_Exercise brief_
All of the data that follows should be retyped exactly, please, except the pictures.

— START —

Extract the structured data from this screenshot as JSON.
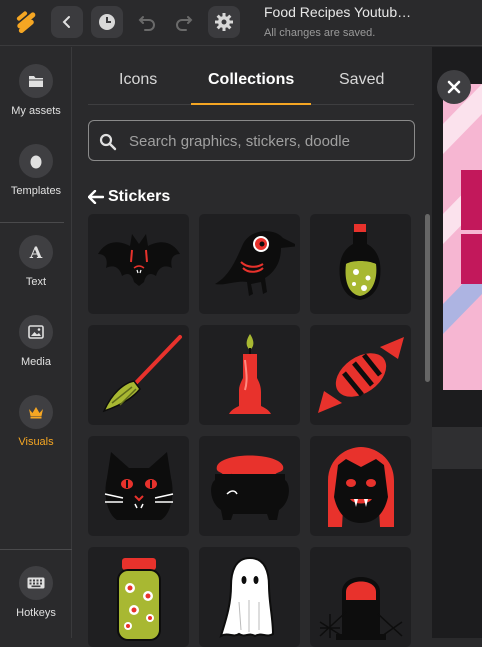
{
  "header": {
    "title": "Food Recipes Youtub…",
    "status": "All changes are saved."
  },
  "sidebar": {
    "items": [
      {
        "label": "My assets",
        "icon": "folder-icon"
      },
      {
        "label": "Templates",
        "icon": "egg-icon"
      },
      {
        "label": "Text",
        "icon": "text-a-icon"
      },
      {
        "label": "Media",
        "icon": "image-icon"
      },
      {
        "label": "Visuals",
        "icon": "crown-icon",
        "active": true
      },
      {
        "label": "Hotkeys",
        "icon": "keyboard-icon"
      }
    ]
  },
  "panel": {
    "tabs": [
      "Icons",
      "Collections",
      "Saved"
    ],
    "active_tab": "Collections",
    "search": {
      "placeholder": "Search graphics, stickers, doodle",
      "value": ""
    },
    "section_title": "Stickers",
    "stickers": [
      "bat-sticker",
      "crow-sticker",
      "potion-bottle-sticker",
      "broom-sticker",
      "candle-sticker",
      "candy-sticker",
      "black-cat-sticker",
      "cauldron-sticker",
      "vampire-sticker",
      "eyeball-jar-sticker",
      "ghost-sticker",
      "tombstone-sticker"
    ]
  },
  "colors": {
    "accent": "#f5a623",
    "background": "#2a2a2c",
    "tile": "#1f1f21",
    "sticker_red": "#e8322c",
    "sticker_green": "#a8b832"
  }
}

— END —

_Task result_
Extract the structured data from this screenshot as JSON.
{
  "header": {
    "title": "Food Recipes Youtub…",
    "status": "All changes are saved."
  },
  "sidebar": {
    "items": [
      {
        "label": "My assets",
        "icon": "folder-icon"
      },
      {
        "label": "Templates",
        "icon": "egg-icon"
      },
      {
        "label": "Text",
        "icon": "text-a-icon"
      },
      {
        "label": "Media",
        "icon": "image-icon"
      },
      {
        "label": "Visuals",
        "icon": "crown-icon",
        "active": true
      },
      {
        "label": "Hotkeys",
        "icon": "keyboard-icon"
      }
    ]
  },
  "panel": {
    "tabs": [
      "Icons",
      "Collections",
      "Saved"
    ],
    "active_tab": "Collections",
    "search": {
      "placeholder": "Search graphics, stickers, doodle",
      "value": ""
    },
    "section_title": "Stickers",
    "stickers": [
      "bat-sticker",
      "crow-sticker",
      "potion-bottle-sticker",
      "broom-sticker",
      "candle-sticker",
      "candy-sticker",
      "black-cat-sticker",
      "cauldron-sticker",
      "vampire-sticker",
      "eyeball-jar-sticker",
      "ghost-sticker",
      "tombstone-sticker"
    ]
  },
  "colors": {
    "accent": "#f5a623",
    "background": "#2a2a2c",
    "tile": "#1f1f21",
    "sticker_red": "#e8322c",
    "sticker_green": "#a8b832"
  }
}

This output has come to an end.